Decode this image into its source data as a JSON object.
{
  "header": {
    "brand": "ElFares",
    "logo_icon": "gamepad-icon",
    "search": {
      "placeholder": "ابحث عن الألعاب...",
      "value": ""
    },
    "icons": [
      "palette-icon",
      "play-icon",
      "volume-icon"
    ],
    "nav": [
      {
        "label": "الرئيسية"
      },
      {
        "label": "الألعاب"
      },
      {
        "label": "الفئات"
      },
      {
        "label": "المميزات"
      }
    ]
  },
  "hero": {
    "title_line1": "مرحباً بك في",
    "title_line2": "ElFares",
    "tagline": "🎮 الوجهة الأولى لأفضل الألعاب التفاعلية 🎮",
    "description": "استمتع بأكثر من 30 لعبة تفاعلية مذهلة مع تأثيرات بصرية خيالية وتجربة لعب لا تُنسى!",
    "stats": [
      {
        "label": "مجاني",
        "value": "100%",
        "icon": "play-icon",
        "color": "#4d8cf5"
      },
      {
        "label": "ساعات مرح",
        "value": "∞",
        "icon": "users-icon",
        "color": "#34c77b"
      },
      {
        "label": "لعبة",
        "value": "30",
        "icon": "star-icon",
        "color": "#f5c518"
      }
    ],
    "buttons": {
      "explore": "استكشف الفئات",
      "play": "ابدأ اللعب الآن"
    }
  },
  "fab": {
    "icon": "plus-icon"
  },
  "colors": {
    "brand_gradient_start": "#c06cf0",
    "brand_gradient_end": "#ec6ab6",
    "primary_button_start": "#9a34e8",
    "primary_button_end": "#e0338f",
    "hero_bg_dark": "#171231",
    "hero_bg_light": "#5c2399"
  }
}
___
**What to produce**
Copy every record above exactly as it appears.

**Correct response**
Decode this image into its source data as a JSON object.
{
  "header": {
    "brand": "ElFares",
    "logo_icon": "gamepad-icon",
    "search": {
      "placeholder": "ابحث عن الألعاب...",
      "value": ""
    },
    "icons": [
      "palette-icon",
      "play-icon",
      "volume-icon"
    ],
    "nav": [
      {
        "label": "الرئيسية"
      },
      {
        "label": "الألعاب"
      },
      {
        "label": "الفئات"
      },
      {
        "label": "المميزات"
      }
    ]
  },
  "hero": {
    "title_line1": "مرحباً بك في",
    "title_line2": "ElFares",
    "tagline": "🎮 الوجهة الأولى لأفضل الألعاب التفاعلية 🎮",
    "description": "استمتع بأكثر من 30 لعبة تفاعلية مذهلة مع تأثيرات بصرية خيالية وتجربة لعب لا تُنسى!",
    "stats": [
      {
        "label": "مجاني",
        "value": "100%",
        "icon": "play-icon",
        "color": "#4d8cf5"
      },
      {
        "label": "ساعات مرح",
        "value": "∞",
        "icon": "users-icon",
        "color": "#34c77b"
      },
      {
        "label": "لعبة",
        "value": "30",
        "icon": "star-icon",
        "color": "#f5c518"
      }
    ],
    "buttons": {
      "explore": "استكشف الفئات",
      "play": "ابدأ اللعب الآن"
    }
  },
  "fab": {
    "icon": "plus-icon"
  },
  "colors": {
    "brand_gradient_start": "#c06cf0",
    "brand_gradient_end": "#ec6ab6",
    "primary_button_start": "#9a34e8",
    "primary_button_end": "#e0338f",
    "hero_bg_dark": "#171231",
    "hero_bg_light": "#5c2399"
  }
}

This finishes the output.